>>

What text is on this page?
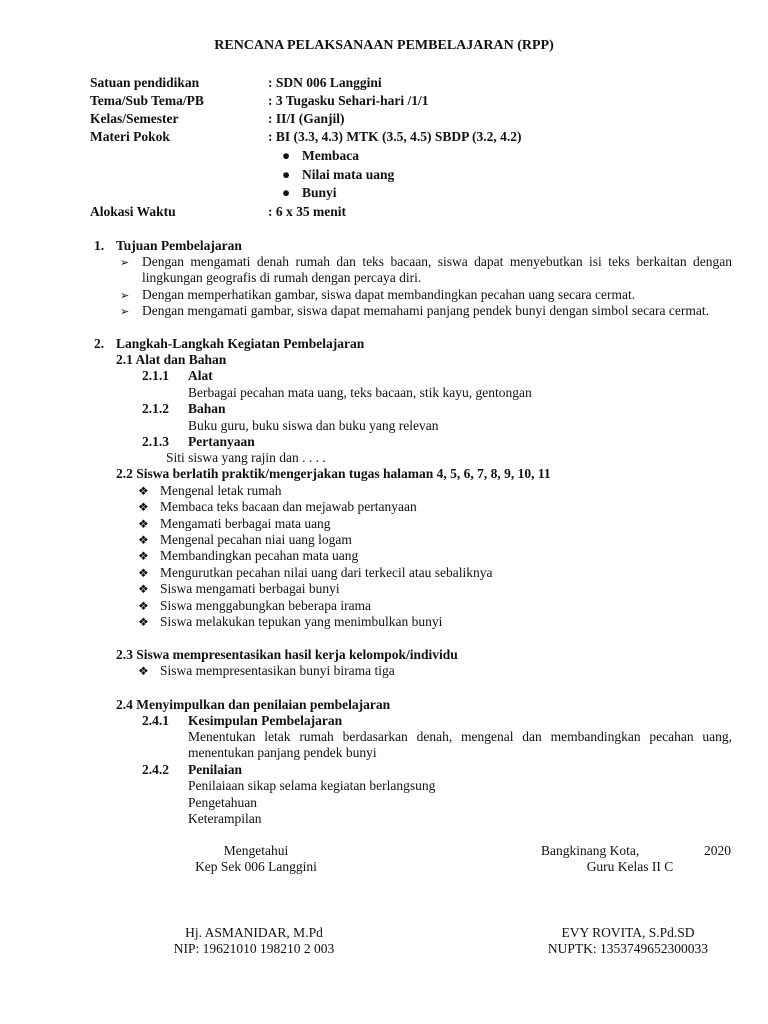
RENCANA PELAKSANAAN PEMBELAJARAN (RPP)
Satuan pendidikan	: SDN 006 Langgini
Tema/Sub Tema/PB	: 3 Tugasku Sehari-hari /1/1
Kelas/Semester	: II/I (Ganjil)
Materi Pokok	: BI (3.3, 4.3) MTK (3.5, 4.5) SBDP (3.2, 4.2)
● Membaca
● Nilai mata uang
● Bunyi
Alokasi Waktu	: 6 x 35 menit
1. Tujuan Pembelajaran
➢ Dengan mengamati denah rumah dan teks bacaan, siswa dapat menyebutkan isi teks berkaitan dengan
lingkungan geografis di rumah dengan percaya diri.
➢ Dengan memperhatikan gambar, siswa dapat membandingkan pecahan uang secara cermat.
➢ Dengan mengamati gambar, siswa dapat memahami panjang pendek bunyi dengan simbol secara cermat.
2. Langkah-Langkah Kegiatan Pembelajaran
2.1 Alat dan Bahan
2.1.1 Alat
Berbagai pecahan mata uang, teks bacaan, stik kayu, gentongan
2.1.2 Bahan
Buku guru, buku siswa dan buku yang relevan
2.1.3 Pertanyaan
Siti siswa yang rajin dan . . . .
2.2 Siswa berlatih praktik/mengerjakan tugas halaman 4, 5, 6, 7, 8, 9, 10, 11
❖ Mengenal letak rumah
❖ Membaca teks bacaan dan mejawab pertanyaan
❖ Mengamati berbagai mata uang
❖ Mengenal pecahan niai uang logam
❖ Membandingkan pecahan mata uang
❖ Mengurutkan pecahan nilai uang dari terkecil atau sebaliknya
❖ Siswa mengamati berbagai bunyi
❖ Siswa menggabungkan beberapa irama
❖ Siswa melakukan tepukan yang menimbulkan bunyi
2.3 Siswa mempresentasikan hasil kerja kelompok/individu
❖ Siswa mempresentasikan bunyi birama tiga
2.4 Menyimpulkan dan penilaian pembelajaran
2.4.1 Kesimpulan Pembelajaran
Menentukan letak rumah berdasarkan denah, mengenal dan membandingkan pecahan uang,
menentukan panjang pendek bunyi
2.4.2 Penilaian
Penilaiaan sikap selama kegiatan berlangsung
Pengetahuan
Keterampilan
Mengetahui
Kep Sek 006 Langgini
Hj. ASMANIDAR, M.Pd
NIP: 19621010 198210 2 003
Bangkinang Kota,	2020
Guru Kelas II C
EVY ROVITA, S.Pd.SD
NUPTK: 1353749652300033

<<

» **Exercise details**:
Every entry must be reproduced exactly, with the images left out.

» **Answer to this task**:
What text is on this page?
RENCANA PELAKSANAAN PEMBELAJARAN (RPP)
Satuan pendidikan	: SDN 006 Langgini
Tema/Sub Tema/PB	: 3 Tugasku Sehari-hari /1/1
Kelas/Semester	: II/I (Ganjil)
Materi Pokok	: BI (3.3, 4.3) MTK (3.5, 4.5) SBDP (3.2, 4.2)
● Membaca
● Nilai mata uang
● Bunyi
Alokasi Waktu	: 6 x 35 menit
1. Tujuan Pembelajaran
➢ Dengan mengamati denah rumah dan teks bacaan, siswa dapat menyebutkan isi teks berkaitan dengan
lingkungan geografis di rumah dengan percaya diri.
➢ Dengan memperhatikan gambar, siswa dapat membandingkan pecahan uang secara cermat.
➢ Dengan mengamati gambar, siswa dapat memahami panjang pendek bunyi dengan simbol secara cermat.
2. Langkah-Langkah Kegiatan Pembelajaran
2.1 Alat dan Bahan
2.1.1 Alat
Berbagai pecahan mata uang, teks bacaan, stik kayu, gentongan
2.1.2 Bahan
Buku guru, buku siswa dan buku yang relevan
2.1.3 Pertanyaan
Siti siswa yang rajin dan . . . .
2.2 Siswa berlatih praktik/mengerjakan tugas halaman 4, 5, 6, 7, 8, 9, 10, 11
❖ Mengenal letak rumah
❖ Membaca teks bacaan dan mejawab pertanyaan
❖ Mengamati berbagai mata uang
❖ Mengenal pecahan niai uang logam
❖ Membandingkan pecahan mata uang
❖ Mengurutkan pecahan nilai uang dari terkecil atau sebaliknya
❖ Siswa mengamati berbagai bunyi
❖ Siswa menggabungkan beberapa irama
❖ Siswa melakukan tepukan yang menimbulkan bunyi
2.3 Siswa mempresentasikan hasil kerja kelompok/individu
❖ Siswa mempresentasikan bunyi birama tiga
2.4 Menyimpulkan dan penilaian pembelajaran
2.4.1 Kesimpulan Pembelajaran
Menentukan letak rumah berdasarkan denah, mengenal dan membandingkan pecahan uang,
menentukan panjang pendek bunyi
2.4.2 Penilaian
Penilaiaan sikap selama kegiatan berlangsung
Pengetahuan
Keterampilan
Mengetahui
Kep Sek 006 Langgini
Hj. ASMANIDAR, M.Pd
NIP: 19621010 198210 2 003
Bangkinang Kota,	2020
Guru Kelas II C
EVY ROVITA, S.Pd.SD
NUPTK: 1353749652300033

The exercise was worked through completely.